Locate the word "JSON" in the entries below, then gather every line that holds it.

— start PROVIDED RECORDS —

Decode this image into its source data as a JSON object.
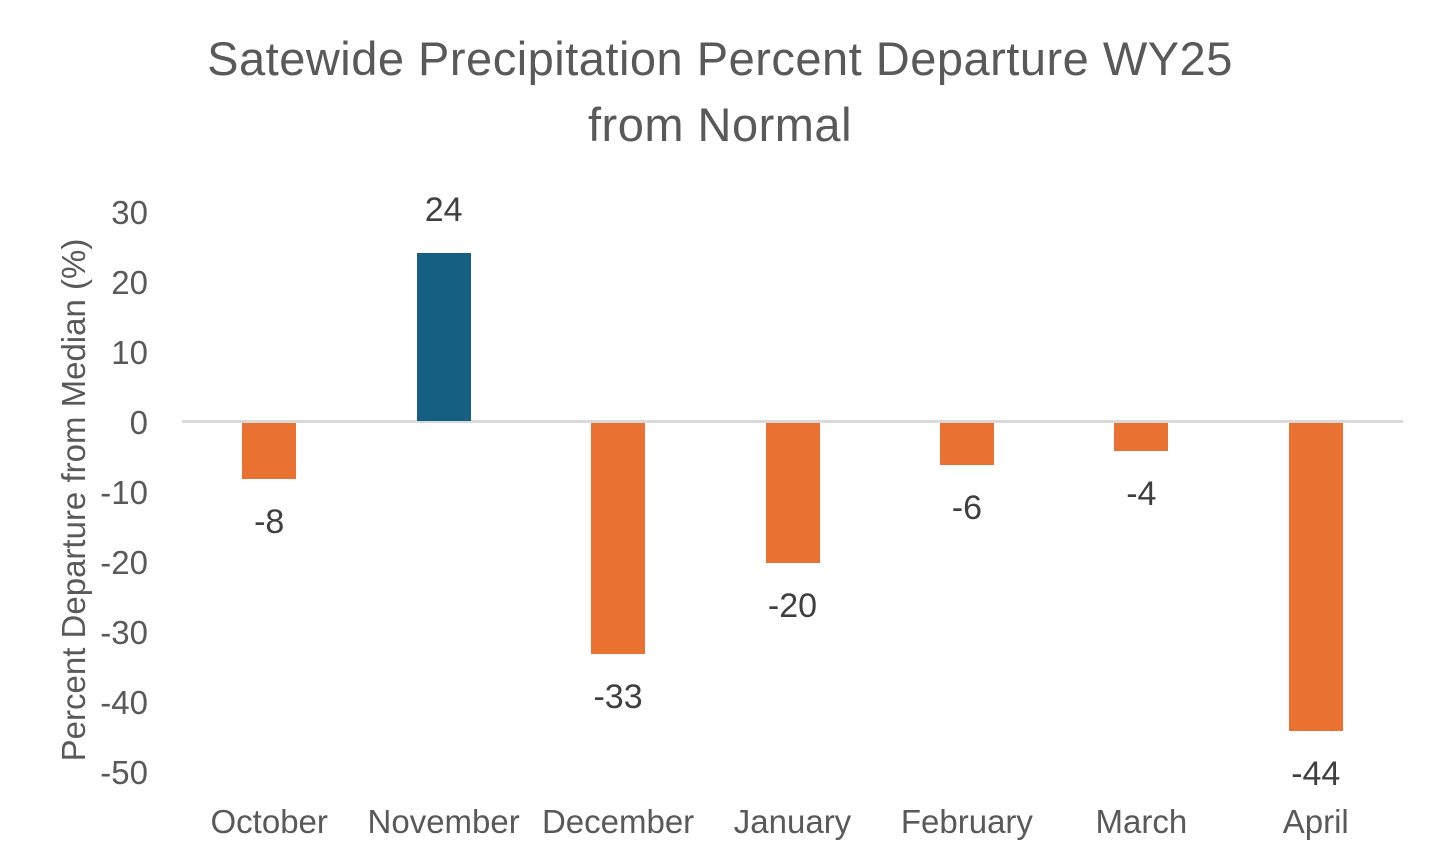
{
  "chart_data": {
    "type": "bar",
    "title": "Satewide Precipitation Percent Departure WY25 from Normal",
    "title_lines": [
      "Satewide Precipitation Percent Departure WY25",
      "from Normal"
    ],
    "xlabel": "",
    "ylabel": "Percent Departure from Median (%)",
    "categories": [
      "October",
      "November",
      "December",
      "January",
      "February",
      "March",
      "April"
    ],
    "values": [
      -8,
      24,
      -33,
      -20,
      -6,
      -4,
      -44
    ],
    "data_labels": [
      "-8",
      "24",
      "-33",
      "-20",
      "-6",
      "-4",
      "-44"
    ],
    "ylim": [
      -50,
      30
    ],
    "ytick_interval": 10,
    "yticks": [
      30,
      20,
      10,
      0,
      -10,
      -20,
      -30,
      -40,
      -50
    ],
    "grid": false,
    "legend": "none",
    "colors": {
      "positive_bar": "#156082",
      "negative_bar": "#E97132",
      "axis_line": "#D9D9D9",
      "axis_text": "#595959",
      "title_text": "#595959",
      "data_label_text": "#3F3F3F",
      "background": "#FFFFFF"
    }
  }
}
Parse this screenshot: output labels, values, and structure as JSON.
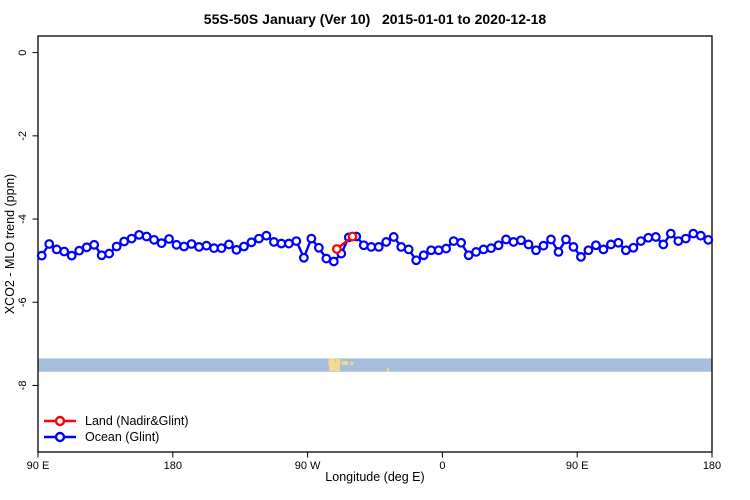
{
  "chart_data": {
    "type": "line",
    "title": "55S-50S January (Ver 10)   2015-01-01 to 2020-12-18",
    "xlabel": "Longitude (deg E)",
    "ylabel": "XCO2 - MLO trend (ppm)",
    "x_units_note": "deg E plotted 90..540, continuing eastward past 180 (270=90W, 360=0, 450=90E)",
    "xlim": [
      90,
      540
    ],
    "ylim": [
      -9.6,
      0.4
    ],
    "grid": false,
    "x_ticks": [
      {
        "pos": 90,
        "label": "90 E"
      },
      {
        "pos": 180,
        "label": "180"
      },
      {
        "pos": 270,
        "label": "90 W"
      },
      {
        "pos": 360,
        "label": "0"
      },
      {
        "pos": 450,
        "label": "90 E"
      },
      {
        "pos": 540,
        "label": "180"
      }
    ],
    "y_ticks": [
      {
        "pos": 0,
        "label": "0"
      },
      {
        "pos": -2,
        "label": "-2"
      },
      {
        "pos": -4,
        "label": "-4"
      },
      {
        "pos": -6,
        "label": "-6"
      },
      {
        "pos": -8,
        "label": "-8"
      }
    ],
    "legend": {
      "position": "bottom-left",
      "entries": [
        {
          "label": "Land (Nadir&Glint)",
          "color": "#FF0000"
        },
        {
          "label": "Ocean (Glint)",
          "color": "#0000FF"
        }
      ]
    },
    "series": [
      {
        "name": "Ocean (Glint)",
        "color": "#0000FF",
        "marker": "open-circle",
        "points": [
          [
            92.5,
            -4.88
          ],
          [
            97.5,
            -4.6
          ],
          [
            102.5,
            -4.73
          ],
          [
            107.5,
            -4.78
          ],
          [
            112.5,
            -4.88
          ],
          [
            117.5,
            -4.76
          ],
          [
            122.5,
            -4.68
          ],
          [
            127.5,
            -4.62
          ],
          [
            132.5,
            -4.87
          ],
          [
            137.5,
            -4.83
          ],
          [
            142.5,
            -4.66
          ],
          [
            147.5,
            -4.54
          ],
          [
            152.5,
            -4.47
          ],
          [
            157.5,
            -4.38
          ],
          [
            162.5,
            -4.42
          ],
          [
            167.5,
            -4.5
          ],
          [
            172.5,
            -4.58
          ],
          [
            177.5,
            -4.48
          ],
          [
            182.5,
            -4.62
          ],
          [
            187.5,
            -4.66
          ],
          [
            192.5,
            -4.6
          ],
          [
            197.5,
            -4.67
          ],
          [
            202.5,
            -4.64
          ],
          [
            207.5,
            -4.7
          ],
          [
            212.5,
            -4.7
          ],
          [
            217.5,
            -4.61
          ],
          [
            222.5,
            -4.74
          ],
          [
            227.5,
            -4.66
          ],
          [
            232.5,
            -4.56
          ],
          [
            237.5,
            -4.47
          ],
          [
            242.5,
            -4.4
          ],
          [
            247.5,
            -4.55
          ],
          [
            252.5,
            -4.59
          ],
          [
            257.5,
            -4.59
          ],
          [
            262.5,
            -4.53
          ],
          [
            267.5,
            -4.93
          ],
          [
            272.5,
            -4.47
          ],
          [
            277.5,
            -4.69
          ],
          [
            282.5,
            -4.95
          ],
          [
            287.5,
            -5.02
          ],
          [
            292.5,
            -4.83
          ],
          [
            297.5,
            -4.44
          ],
          [
            302.5,
            -4.42
          ],
          [
            307.5,
            -4.63
          ],
          [
            312.5,
            -4.67
          ],
          [
            317.5,
            -4.67
          ],
          [
            322.5,
            -4.55
          ],
          [
            327.5,
            -4.43
          ],
          [
            332.5,
            -4.67
          ],
          [
            337.5,
            -4.73
          ],
          [
            342.5,
            -4.99
          ],
          [
            347.5,
            -4.87
          ],
          [
            352.5,
            -4.75
          ],
          [
            357.5,
            -4.75
          ],
          [
            362.5,
            -4.71
          ],
          [
            367.5,
            -4.53
          ],
          [
            372.5,
            -4.57
          ],
          [
            377.5,
            -4.87
          ],
          [
            382.5,
            -4.79
          ],
          [
            387.5,
            -4.73
          ],
          [
            392.5,
            -4.7
          ],
          [
            397.5,
            -4.63
          ],
          [
            402.5,
            -4.49
          ],
          [
            407.5,
            -4.55
          ],
          [
            412.5,
            -4.51
          ],
          [
            417.5,
            -4.61
          ],
          [
            422.5,
            -4.75
          ],
          [
            427.5,
            -4.64
          ],
          [
            432.5,
            -4.49
          ],
          [
            437.5,
            -4.79
          ],
          [
            442.5,
            -4.49
          ],
          [
            447.5,
            -4.67
          ],
          [
            452.5,
            -4.91
          ],
          [
            457.5,
            -4.75
          ],
          [
            462.5,
            -4.63
          ],
          [
            467.5,
            -4.73
          ],
          [
            472.5,
            -4.61
          ],
          [
            477.5,
            -4.57
          ],
          [
            482.5,
            -4.75
          ],
          [
            487.5,
            -4.69
          ],
          [
            492.5,
            -4.53
          ],
          [
            497.5,
            -4.45
          ],
          [
            502.5,
            -4.43
          ],
          [
            507.5,
            -4.61
          ],
          [
            512.5,
            -4.35
          ],
          [
            517.5,
            -4.53
          ],
          [
            522.5,
            -4.47
          ],
          [
            527.5,
            -4.35
          ],
          [
            532.5,
            -4.4
          ],
          [
            537.5,
            -4.5
          ]
        ]
      },
      {
        "name": "Land (Nadir&Glint)",
        "color": "#FF0000",
        "marker": "open-circle",
        "points": [
          [
            289.5,
            -4.72
          ],
          [
            300.0,
            -4.42
          ]
        ]
      }
    ],
    "map_strip": {
      "description": "latitude-band world map strip: ocean band with land patches (southern South America, Falklands, South Georgia)",
      "ocean_color": "#A5BEDC",
      "land_color": "#F6D98A",
      "y_top": -7.35,
      "y_bottom": -7.67,
      "land_patches": [
        [
          284.0,
          288.5,
          0.0,
          0.55
        ],
        [
          284.5,
          291.5,
          0.3,
          0.95
        ],
        [
          289.0,
          292.0,
          0.05,
          0.45
        ],
        [
          293.0,
          297.0,
          0.2,
          0.5
        ],
        [
          298.5,
          300.5,
          0.25,
          0.5
        ],
        [
          323.0,
          324.3,
          0.7,
          1.0
        ]
      ]
    }
  }
}
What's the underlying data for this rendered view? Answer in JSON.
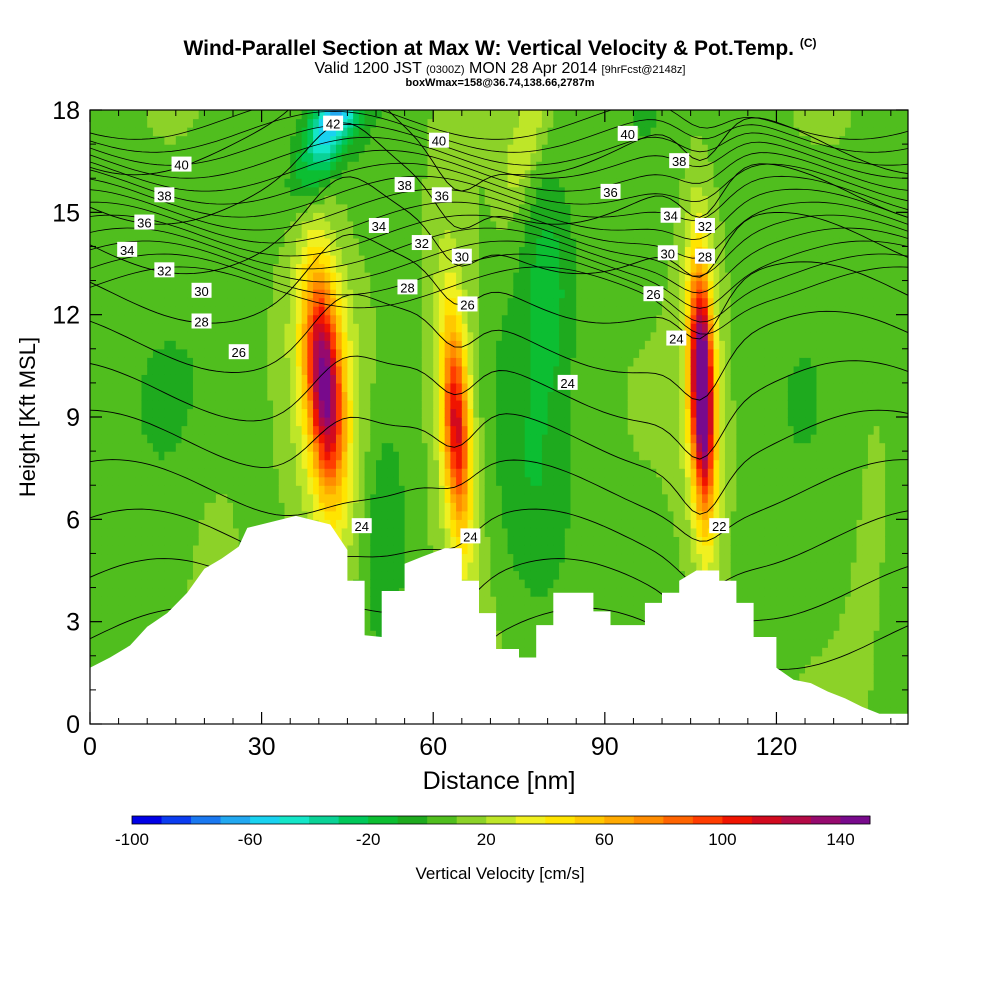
{
  "header": {
    "title": "Wind-Parallel Section at Max W: Vertical Velocity & Pot.Temp.",
    "copyright": "(C)",
    "subtitle_valid": "Valid 1200 JST",
    "subtitle_utc": "(0300Z)",
    "subtitle_date": "MON 28 Apr 2014",
    "subtitle_fcst": "[9hrFcst@2148z]",
    "boxline": "boxWmax=158@36.74,138.66,2787m"
  },
  "chart_data": {
    "type": "heatmap",
    "xlabel": "Distance [nm]",
    "ylabel": "Height [Kft MSL]",
    "xlim": [
      0,
      143
    ],
    "ylim": [
      0,
      18
    ],
    "x_ticks": [
      0,
      30,
      60,
      90,
      120
    ],
    "y_ticks": [
      0,
      3,
      6,
      9,
      12,
      15,
      18
    ],
    "colorbar": {
      "title": "Vertical Velocity [cm/s]",
      "tick_labels": [
        "-100",
        "-60",
        "-20",
        "20",
        "60",
        "100",
        "140"
      ],
      "min": -100,
      "max": 150,
      "step": 10,
      "colors": [
        "#0000e6",
        "#0b3cf0",
        "#1a78f0",
        "#22a8f0",
        "#19d2f0",
        "#14e6c8",
        "#0ad296",
        "#00c85a",
        "#0cbe32",
        "#1eaa1e",
        "#50be1e",
        "#8cd228",
        "#bee628",
        "#f0f020",
        "#ffe400",
        "#ffc800",
        "#ffaa00",
        "#ff8c00",
        "#ff6400",
        "#ff3c00",
        "#f01400",
        "#d20a1e",
        "#b40a46",
        "#960a6e",
        "#780a8c"
      ]
    },
    "w_fields": [
      {
        "center_x": 41,
        "center_y": 10.0,
        "peak": 115
      },
      {
        "center_x": 64,
        "center_y": 8.8,
        "peak": 90
      },
      {
        "center_x": 107,
        "center_y": 9.8,
        "peak": 150
      },
      {
        "center_x": 42,
        "center_y": 17.8,
        "peak": -55
      },
      {
        "center_x": 78,
        "center_y": 7.0,
        "peak": -22
      }
    ],
    "theta_levels": [
      22,
      24,
      26,
      28,
      30,
      32,
      34,
      36,
      38,
      40,
      42
    ],
    "contour_labels": [
      {
        "label": "42",
        "x": 42.5,
        "y": 17.6
      },
      {
        "label": "40",
        "x": 16,
        "y": 16.4
      },
      {
        "label": "40",
        "x": 61,
        "y": 17.1
      },
      {
        "label": "40",
        "x": 94,
        "y": 17.3
      },
      {
        "label": "38",
        "x": 13,
        "y": 15.5
      },
      {
        "label": "38",
        "x": 55,
        "y": 15.8
      },
      {
        "label": "38",
        "x": 103,
        "y": 16.5
      },
      {
        "label": "36",
        "x": 9.5,
        "y": 14.7
      },
      {
        "label": "36",
        "x": 61.5,
        "y": 15.5
      },
      {
        "label": "36",
        "x": 91,
        "y": 15.6
      },
      {
        "label": "34",
        "x": 6.5,
        "y": 13.9
      },
      {
        "label": "34",
        "x": 50.5,
        "y": 14.6
      },
      {
        "label": "34",
        "x": 101.5,
        "y": 14.9
      },
      {
        "label": "32",
        "x": 13,
        "y": 13.3
      },
      {
        "label": "32",
        "x": 58,
        "y": 14.1
      },
      {
        "label": "32",
        "x": 107.5,
        "y": 14.6
      },
      {
        "label": "30",
        "x": 19.5,
        "y": 12.7
      },
      {
        "label": "30",
        "x": 65,
        "y": 13.7
      },
      {
        "label": "30",
        "x": 101,
        "y": 13.8
      },
      {
        "label": "28",
        "x": 19.5,
        "y": 11.8
      },
      {
        "label": "28",
        "x": 55.5,
        "y": 12.8
      },
      {
        "label": "28",
        "x": 107.5,
        "y": 13.7
      },
      {
        "label": "26",
        "x": 26,
        "y": 10.9
      },
      {
        "label": "26",
        "x": 66,
        "y": 12.3
      },
      {
        "label": "26",
        "x": 98.5,
        "y": 12.6
      },
      {
        "label": "24",
        "x": 102.5,
        "y": 11.3
      },
      {
        "label": "24",
        "x": 83.5,
        "y": 10.0
      },
      {
        "label": "24",
        "x": 47.5,
        "y": 5.8
      },
      {
        "label": "24",
        "x": 66.5,
        "y": 5.5
      },
      {
        "label": "22",
        "x": 110,
        "y": 5.8
      }
    ],
    "terrain": [
      [
        0,
        1.65
      ],
      [
        3.5,
        1.95
      ],
      [
        7,
        2.3
      ],
      [
        10,
        2.85
      ],
      [
        13.5,
        3.25
      ],
      [
        17,
        3.85
      ],
      [
        20,
        4.55
      ],
      [
        23,
        4.85
      ],
      [
        26,
        5.2
      ],
      [
        27.5,
        5.75
      ],
      [
        36,
        6.1
      ],
      [
        42,
        5.85
      ],
      [
        45,
        5.1
      ],
      [
        45,
        4.2
      ],
      [
        48,
        4.2
      ],
      [
        48,
        2.6
      ],
      [
        51,
        2.55
      ],
      [
        51,
        3.9
      ],
      [
        55,
        3.9
      ],
      [
        55,
        4.7
      ],
      [
        58,
        4.9
      ],
      [
        62,
        5.15
      ],
      [
        65,
        5.15
      ],
      [
        65,
        4.2
      ],
      [
        68,
        4.2
      ],
      [
        68,
        3.25
      ],
      [
        71,
        3.25
      ],
      [
        71,
        2.2
      ],
      [
        75,
        2.2
      ],
      [
        75,
        1.95
      ],
      [
        78,
        1.95
      ],
      [
        78,
        2.9
      ],
      [
        81,
        2.9
      ],
      [
        81,
        3.85
      ],
      [
        88,
        3.85
      ],
      [
        88,
        3.3
      ],
      [
        91,
        3.3
      ],
      [
        91,
        2.9
      ],
      [
        97,
        2.9
      ],
      [
        97,
        3.55
      ],
      [
        100,
        3.55
      ],
      [
        100,
        3.85
      ],
      [
        103,
        3.85
      ],
      [
        103,
        4.2
      ],
      [
        106,
        4.5
      ],
      [
        110,
        4.5
      ],
      [
        110,
        4.2
      ],
      [
        113,
        4.2
      ],
      [
        113,
        3.55
      ],
      [
        116,
        3.55
      ],
      [
        116,
        2.55
      ],
      [
        120,
        2.55
      ],
      [
        120,
        1.65
      ],
      [
        123,
        1.3
      ],
      [
        126,
        1.2
      ],
      [
        129,
        0.95
      ],
      [
        132,
        0.75
      ],
      [
        135,
        0.5
      ],
      [
        138,
        0.3
      ],
      [
        143,
        0.3
      ]
    ]
  }
}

— end PROVIDED RECORDS —

SOLUTION FOR THIS EXERCISE -
Decode this image into its source data as a JSON object.
Parse this screenshot: output labels, values, and structure as JSON.
What's the underlying data for this rendered view? Answer in JSON.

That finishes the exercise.